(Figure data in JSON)
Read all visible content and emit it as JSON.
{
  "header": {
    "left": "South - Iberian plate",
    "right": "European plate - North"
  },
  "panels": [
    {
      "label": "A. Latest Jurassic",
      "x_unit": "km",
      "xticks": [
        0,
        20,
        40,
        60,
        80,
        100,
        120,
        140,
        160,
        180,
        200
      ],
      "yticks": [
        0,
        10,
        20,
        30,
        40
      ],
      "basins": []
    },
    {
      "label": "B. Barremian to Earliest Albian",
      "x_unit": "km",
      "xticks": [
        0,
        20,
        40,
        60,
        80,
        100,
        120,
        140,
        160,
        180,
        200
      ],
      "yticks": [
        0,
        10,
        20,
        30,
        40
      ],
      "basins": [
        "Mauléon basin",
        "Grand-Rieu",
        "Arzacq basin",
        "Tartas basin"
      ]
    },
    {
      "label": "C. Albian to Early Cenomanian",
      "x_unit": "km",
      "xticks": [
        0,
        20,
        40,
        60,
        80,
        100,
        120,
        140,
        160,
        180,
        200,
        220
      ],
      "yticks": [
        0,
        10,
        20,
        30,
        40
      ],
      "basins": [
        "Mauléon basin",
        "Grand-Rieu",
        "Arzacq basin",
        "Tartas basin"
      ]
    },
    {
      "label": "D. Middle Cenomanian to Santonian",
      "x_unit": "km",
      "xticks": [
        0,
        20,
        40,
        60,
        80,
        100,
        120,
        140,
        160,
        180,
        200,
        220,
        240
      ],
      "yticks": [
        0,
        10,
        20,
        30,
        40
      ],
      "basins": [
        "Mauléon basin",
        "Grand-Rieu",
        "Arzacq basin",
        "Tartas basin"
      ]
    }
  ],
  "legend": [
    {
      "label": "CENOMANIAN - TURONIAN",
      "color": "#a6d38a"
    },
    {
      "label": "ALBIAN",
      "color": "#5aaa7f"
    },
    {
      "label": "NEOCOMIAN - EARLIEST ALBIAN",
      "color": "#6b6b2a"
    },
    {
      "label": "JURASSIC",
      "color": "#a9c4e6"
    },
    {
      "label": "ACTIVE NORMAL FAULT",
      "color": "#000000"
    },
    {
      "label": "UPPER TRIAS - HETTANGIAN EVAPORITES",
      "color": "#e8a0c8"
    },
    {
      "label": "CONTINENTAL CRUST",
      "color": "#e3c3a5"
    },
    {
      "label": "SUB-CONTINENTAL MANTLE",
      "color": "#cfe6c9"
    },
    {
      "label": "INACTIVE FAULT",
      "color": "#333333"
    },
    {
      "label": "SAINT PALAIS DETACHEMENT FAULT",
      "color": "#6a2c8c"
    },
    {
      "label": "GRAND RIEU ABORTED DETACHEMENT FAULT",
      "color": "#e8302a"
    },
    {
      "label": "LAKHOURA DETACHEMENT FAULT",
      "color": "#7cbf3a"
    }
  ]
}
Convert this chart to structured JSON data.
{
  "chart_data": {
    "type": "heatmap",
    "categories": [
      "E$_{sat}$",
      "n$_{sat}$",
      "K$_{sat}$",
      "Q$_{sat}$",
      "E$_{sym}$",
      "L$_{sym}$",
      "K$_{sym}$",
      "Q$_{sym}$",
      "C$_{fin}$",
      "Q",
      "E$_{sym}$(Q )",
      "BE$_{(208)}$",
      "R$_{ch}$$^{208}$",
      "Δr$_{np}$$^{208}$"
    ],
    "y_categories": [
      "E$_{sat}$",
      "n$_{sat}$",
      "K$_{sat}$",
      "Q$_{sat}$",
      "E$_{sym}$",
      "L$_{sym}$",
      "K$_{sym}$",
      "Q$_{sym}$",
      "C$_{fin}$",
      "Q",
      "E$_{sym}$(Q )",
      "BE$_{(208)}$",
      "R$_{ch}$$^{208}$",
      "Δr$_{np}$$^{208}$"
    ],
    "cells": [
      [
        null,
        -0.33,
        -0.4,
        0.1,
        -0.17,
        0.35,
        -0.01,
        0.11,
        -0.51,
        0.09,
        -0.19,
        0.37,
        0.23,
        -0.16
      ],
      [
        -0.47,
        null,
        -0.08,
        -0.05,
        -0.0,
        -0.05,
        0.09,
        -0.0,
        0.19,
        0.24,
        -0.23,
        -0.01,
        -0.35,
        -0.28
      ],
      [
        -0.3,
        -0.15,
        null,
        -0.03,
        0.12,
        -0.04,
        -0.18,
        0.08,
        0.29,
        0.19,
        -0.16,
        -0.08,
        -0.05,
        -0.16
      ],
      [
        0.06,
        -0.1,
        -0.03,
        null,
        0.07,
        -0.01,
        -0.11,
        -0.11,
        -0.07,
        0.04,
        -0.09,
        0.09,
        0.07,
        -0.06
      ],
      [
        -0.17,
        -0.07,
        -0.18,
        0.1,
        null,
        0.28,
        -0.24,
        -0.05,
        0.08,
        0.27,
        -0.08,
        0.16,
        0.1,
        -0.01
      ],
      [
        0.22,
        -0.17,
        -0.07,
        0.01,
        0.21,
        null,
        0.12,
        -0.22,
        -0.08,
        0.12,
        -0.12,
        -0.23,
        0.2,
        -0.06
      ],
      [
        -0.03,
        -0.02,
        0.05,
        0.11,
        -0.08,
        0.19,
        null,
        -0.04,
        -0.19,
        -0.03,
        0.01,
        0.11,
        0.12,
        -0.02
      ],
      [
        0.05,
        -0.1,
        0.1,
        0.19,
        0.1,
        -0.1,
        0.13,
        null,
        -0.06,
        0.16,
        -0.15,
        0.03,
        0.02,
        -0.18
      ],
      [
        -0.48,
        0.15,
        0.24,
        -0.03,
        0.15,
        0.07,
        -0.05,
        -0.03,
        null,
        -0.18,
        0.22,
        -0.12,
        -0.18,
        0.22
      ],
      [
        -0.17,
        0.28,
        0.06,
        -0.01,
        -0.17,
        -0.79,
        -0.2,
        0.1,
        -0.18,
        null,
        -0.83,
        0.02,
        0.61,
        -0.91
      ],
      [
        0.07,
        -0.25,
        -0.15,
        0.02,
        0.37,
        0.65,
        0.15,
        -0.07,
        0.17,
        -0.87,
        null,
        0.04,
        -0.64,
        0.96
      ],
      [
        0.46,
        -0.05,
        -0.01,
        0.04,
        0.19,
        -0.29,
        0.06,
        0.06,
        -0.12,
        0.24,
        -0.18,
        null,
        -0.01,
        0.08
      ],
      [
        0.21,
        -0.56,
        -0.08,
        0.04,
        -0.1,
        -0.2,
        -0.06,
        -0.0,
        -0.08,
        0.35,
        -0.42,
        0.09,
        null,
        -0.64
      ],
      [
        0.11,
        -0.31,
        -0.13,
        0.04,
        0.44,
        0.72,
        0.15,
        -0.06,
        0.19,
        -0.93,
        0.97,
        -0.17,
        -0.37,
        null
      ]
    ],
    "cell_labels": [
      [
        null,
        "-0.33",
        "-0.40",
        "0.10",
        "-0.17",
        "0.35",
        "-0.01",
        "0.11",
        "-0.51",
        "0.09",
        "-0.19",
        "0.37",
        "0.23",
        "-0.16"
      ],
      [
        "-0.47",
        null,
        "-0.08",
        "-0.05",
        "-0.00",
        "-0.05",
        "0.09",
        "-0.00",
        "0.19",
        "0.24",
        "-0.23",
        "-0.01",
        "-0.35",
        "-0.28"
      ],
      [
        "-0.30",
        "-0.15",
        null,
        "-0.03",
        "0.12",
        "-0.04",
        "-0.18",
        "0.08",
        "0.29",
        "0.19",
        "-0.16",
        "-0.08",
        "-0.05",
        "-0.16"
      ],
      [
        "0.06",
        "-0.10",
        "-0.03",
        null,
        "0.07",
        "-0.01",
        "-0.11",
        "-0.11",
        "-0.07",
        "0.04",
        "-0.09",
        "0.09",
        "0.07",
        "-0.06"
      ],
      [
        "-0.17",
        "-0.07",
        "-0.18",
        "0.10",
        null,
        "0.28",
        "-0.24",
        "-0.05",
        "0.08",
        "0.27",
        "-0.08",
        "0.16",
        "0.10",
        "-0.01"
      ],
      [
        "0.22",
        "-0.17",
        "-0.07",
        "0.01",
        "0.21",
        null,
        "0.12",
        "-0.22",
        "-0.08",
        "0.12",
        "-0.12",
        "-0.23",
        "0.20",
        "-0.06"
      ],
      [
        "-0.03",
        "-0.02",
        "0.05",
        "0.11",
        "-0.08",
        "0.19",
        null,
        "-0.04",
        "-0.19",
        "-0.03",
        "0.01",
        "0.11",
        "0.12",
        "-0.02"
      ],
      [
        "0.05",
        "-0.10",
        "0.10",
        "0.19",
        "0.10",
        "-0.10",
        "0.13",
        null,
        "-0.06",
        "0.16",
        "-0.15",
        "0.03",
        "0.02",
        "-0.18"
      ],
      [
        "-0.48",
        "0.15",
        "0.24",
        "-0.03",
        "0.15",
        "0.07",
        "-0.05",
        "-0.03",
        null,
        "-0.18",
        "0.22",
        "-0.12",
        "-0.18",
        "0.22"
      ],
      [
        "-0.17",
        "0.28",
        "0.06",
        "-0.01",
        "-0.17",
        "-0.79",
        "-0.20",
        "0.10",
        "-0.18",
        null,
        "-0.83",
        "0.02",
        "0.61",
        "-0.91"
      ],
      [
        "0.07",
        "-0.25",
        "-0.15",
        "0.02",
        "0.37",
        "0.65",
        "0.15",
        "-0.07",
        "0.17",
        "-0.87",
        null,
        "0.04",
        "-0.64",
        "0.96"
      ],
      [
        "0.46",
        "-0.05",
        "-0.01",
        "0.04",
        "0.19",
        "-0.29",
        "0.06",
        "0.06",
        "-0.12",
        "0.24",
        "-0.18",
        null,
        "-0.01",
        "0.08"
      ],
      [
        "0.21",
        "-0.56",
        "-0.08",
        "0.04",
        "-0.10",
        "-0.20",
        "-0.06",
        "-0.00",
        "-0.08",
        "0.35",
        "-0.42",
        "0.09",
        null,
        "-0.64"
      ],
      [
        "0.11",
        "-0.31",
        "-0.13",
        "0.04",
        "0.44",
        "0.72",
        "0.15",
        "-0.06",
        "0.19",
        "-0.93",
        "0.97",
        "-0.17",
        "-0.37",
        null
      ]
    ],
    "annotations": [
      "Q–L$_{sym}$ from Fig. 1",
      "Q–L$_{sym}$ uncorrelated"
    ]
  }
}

▶ _Exercise task_:
Search the records for the word "plate", then list every line that has it.

▶ _Result of the task_:
    "left": "South - Iberian plate",
    "right": "European plate - North"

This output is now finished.